### Your objective
In the material below, list every line carrying the string "High".

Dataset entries
⁂
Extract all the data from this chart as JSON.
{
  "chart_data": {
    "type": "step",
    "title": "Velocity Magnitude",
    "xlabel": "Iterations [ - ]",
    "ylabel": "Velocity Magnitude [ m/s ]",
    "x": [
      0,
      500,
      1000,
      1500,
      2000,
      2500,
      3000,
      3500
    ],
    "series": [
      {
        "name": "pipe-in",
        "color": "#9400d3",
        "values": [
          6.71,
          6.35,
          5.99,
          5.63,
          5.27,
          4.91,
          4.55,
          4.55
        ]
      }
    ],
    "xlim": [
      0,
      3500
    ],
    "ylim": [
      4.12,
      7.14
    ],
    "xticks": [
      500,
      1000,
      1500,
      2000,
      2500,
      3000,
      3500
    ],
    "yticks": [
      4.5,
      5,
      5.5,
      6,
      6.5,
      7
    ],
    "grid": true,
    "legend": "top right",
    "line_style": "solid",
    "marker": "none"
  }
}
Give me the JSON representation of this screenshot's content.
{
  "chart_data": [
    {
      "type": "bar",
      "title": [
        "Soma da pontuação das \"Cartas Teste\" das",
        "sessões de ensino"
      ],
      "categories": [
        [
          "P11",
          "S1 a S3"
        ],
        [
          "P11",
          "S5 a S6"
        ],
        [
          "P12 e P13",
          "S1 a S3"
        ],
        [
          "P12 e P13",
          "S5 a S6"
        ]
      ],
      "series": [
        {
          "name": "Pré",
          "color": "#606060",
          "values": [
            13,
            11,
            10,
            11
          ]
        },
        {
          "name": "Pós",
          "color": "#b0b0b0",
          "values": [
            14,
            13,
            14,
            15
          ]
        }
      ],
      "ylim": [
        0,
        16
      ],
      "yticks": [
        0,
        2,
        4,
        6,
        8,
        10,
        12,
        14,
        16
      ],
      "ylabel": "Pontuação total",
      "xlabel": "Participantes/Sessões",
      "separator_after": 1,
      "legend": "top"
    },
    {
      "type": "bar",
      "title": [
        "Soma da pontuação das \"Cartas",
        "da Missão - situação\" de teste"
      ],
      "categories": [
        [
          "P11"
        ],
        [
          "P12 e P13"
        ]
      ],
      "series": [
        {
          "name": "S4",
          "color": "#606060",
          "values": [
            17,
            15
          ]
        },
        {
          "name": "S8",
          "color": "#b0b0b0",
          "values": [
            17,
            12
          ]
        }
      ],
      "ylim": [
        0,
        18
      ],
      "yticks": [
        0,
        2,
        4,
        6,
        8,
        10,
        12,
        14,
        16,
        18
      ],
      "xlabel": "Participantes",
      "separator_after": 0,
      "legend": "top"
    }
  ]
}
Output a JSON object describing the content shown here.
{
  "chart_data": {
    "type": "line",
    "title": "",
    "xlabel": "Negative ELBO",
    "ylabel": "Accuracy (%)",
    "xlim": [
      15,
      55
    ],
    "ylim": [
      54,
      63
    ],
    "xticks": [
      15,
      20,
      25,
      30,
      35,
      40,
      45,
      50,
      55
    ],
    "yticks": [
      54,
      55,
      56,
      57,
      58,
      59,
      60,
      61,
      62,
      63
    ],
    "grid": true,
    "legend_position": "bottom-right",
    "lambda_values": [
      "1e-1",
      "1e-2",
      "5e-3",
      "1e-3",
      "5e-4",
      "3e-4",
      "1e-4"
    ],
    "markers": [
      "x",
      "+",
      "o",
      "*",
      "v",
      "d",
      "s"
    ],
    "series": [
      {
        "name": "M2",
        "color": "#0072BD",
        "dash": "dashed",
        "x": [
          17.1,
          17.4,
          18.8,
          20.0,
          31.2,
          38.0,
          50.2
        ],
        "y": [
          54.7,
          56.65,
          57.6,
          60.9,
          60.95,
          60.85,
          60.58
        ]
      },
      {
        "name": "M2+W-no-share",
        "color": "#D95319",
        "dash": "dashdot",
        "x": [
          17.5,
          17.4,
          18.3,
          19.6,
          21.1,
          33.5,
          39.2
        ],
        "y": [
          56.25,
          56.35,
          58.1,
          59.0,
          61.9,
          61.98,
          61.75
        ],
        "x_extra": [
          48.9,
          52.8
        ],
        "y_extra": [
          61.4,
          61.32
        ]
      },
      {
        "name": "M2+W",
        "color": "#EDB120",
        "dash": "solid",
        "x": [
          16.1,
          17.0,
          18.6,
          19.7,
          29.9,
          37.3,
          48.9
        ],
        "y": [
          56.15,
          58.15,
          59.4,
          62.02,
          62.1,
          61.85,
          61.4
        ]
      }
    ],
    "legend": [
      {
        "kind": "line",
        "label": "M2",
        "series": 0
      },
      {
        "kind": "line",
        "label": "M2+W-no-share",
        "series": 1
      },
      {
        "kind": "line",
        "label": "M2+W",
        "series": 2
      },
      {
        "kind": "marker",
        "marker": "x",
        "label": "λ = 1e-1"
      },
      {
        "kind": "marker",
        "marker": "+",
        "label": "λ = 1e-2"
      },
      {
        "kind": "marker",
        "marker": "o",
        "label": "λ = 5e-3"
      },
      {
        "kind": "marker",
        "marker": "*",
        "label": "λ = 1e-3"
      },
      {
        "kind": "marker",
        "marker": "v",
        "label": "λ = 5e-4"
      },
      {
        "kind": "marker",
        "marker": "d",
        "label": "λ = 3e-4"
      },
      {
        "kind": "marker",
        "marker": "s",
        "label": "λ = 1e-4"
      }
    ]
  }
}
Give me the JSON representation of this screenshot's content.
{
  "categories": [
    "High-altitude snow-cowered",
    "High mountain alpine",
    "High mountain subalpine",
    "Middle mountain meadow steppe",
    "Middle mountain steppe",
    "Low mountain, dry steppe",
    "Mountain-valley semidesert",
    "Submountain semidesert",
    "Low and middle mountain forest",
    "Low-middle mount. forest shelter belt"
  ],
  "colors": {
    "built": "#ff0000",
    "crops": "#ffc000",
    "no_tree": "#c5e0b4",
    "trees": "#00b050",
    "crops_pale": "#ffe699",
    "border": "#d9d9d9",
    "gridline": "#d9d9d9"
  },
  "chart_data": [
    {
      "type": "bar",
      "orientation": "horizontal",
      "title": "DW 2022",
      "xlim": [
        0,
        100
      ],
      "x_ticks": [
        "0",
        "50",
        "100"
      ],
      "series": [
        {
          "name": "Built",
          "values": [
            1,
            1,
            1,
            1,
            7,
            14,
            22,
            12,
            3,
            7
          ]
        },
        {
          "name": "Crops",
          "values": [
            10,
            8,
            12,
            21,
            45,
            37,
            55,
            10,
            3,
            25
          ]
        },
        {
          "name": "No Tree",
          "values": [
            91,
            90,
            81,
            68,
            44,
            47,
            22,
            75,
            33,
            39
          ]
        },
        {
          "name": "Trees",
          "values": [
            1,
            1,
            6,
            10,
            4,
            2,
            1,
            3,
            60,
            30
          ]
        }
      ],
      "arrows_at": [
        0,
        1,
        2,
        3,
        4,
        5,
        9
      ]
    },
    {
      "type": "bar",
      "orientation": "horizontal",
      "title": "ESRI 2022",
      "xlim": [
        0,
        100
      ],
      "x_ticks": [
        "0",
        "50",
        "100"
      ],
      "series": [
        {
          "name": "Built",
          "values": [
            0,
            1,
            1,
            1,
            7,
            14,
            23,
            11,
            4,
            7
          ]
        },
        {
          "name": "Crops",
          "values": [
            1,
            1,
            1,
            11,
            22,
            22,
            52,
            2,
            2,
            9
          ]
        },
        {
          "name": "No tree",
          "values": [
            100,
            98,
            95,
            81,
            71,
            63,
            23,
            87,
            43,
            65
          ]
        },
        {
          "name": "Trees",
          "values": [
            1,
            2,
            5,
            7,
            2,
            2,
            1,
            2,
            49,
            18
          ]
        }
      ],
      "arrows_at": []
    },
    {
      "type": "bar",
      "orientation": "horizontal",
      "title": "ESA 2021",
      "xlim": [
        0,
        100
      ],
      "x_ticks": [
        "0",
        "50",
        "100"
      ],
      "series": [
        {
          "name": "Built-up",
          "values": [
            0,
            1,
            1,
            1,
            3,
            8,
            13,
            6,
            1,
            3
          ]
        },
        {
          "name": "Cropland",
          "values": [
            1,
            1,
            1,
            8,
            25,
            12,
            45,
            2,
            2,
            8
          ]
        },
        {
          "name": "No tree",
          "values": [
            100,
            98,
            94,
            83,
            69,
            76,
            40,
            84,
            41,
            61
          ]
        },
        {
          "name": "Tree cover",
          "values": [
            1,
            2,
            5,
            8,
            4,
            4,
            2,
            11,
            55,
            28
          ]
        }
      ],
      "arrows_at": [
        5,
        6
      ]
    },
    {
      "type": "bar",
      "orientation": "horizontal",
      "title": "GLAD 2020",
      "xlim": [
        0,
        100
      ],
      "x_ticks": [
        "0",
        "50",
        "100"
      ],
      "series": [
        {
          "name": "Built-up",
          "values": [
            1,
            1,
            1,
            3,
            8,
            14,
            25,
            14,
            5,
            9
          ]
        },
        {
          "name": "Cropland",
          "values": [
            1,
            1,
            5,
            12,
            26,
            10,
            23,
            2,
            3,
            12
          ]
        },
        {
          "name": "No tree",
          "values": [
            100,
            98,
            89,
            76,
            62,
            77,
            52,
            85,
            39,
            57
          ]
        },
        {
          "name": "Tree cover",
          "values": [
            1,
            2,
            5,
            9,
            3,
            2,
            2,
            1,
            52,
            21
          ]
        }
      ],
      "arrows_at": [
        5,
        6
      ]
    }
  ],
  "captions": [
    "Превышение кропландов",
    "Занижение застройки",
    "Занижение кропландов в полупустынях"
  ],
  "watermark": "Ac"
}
⁂
### Solved problem
    "High-altitude snow-cowered",
    "High mountain alpine",
    "High mountain subalpine",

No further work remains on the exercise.